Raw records
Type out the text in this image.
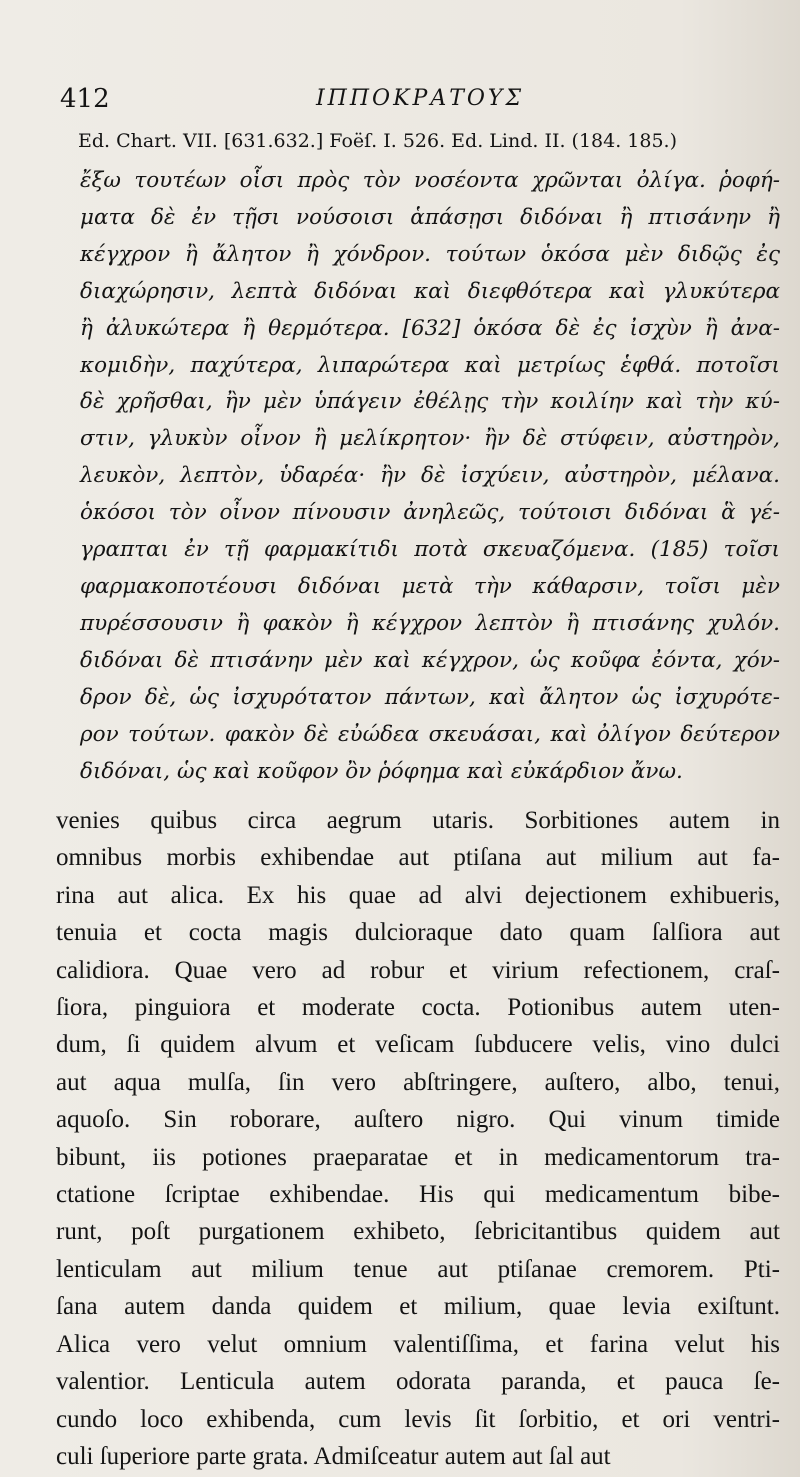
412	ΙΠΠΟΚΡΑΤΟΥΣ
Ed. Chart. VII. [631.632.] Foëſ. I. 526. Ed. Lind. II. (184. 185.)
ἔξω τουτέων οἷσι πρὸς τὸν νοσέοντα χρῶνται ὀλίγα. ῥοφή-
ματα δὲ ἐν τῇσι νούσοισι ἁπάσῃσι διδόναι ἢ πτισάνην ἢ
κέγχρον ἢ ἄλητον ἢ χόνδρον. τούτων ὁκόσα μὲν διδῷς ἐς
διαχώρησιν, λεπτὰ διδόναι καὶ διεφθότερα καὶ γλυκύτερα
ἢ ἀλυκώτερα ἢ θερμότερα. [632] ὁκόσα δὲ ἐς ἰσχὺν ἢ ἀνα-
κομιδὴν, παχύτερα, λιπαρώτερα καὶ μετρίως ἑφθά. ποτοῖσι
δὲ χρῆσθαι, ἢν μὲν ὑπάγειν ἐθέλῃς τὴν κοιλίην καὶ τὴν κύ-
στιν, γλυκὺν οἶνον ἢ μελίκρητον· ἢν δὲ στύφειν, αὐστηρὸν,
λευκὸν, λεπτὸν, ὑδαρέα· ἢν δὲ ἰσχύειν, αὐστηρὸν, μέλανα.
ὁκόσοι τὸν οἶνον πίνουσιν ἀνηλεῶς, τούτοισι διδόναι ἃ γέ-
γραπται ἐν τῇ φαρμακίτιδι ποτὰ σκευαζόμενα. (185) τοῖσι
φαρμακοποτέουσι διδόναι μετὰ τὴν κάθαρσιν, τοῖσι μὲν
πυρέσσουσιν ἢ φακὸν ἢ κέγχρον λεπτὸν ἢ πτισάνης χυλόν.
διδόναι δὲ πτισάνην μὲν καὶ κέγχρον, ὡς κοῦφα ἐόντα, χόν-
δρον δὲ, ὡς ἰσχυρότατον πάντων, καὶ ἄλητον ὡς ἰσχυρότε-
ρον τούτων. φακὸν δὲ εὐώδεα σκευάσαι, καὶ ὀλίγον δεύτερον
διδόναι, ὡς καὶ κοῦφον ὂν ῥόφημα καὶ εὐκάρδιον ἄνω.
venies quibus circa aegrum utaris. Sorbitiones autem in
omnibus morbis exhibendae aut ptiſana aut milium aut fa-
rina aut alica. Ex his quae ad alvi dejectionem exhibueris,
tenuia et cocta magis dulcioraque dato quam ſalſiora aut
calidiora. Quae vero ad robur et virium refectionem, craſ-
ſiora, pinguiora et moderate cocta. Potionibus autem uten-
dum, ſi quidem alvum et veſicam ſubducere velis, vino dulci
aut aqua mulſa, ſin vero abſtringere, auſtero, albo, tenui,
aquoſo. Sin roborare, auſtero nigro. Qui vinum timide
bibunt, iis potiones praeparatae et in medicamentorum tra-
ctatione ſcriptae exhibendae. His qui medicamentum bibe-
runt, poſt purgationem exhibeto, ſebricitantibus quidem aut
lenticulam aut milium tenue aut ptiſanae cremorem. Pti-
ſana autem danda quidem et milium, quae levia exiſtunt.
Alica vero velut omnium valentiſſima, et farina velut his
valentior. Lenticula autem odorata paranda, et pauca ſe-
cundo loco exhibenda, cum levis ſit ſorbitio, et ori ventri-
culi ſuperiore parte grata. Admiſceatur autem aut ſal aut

## TASK DIRECTIONS
Select every line in the material above where the string "auſtero" occurs, and copy it.

## FULL ANSWER
aut aqua mulſa, ſin vero abſtringere, auſtero, albo, tenui,
aquoſo. Sin roborare, auſtero nigro. Qui vinum timide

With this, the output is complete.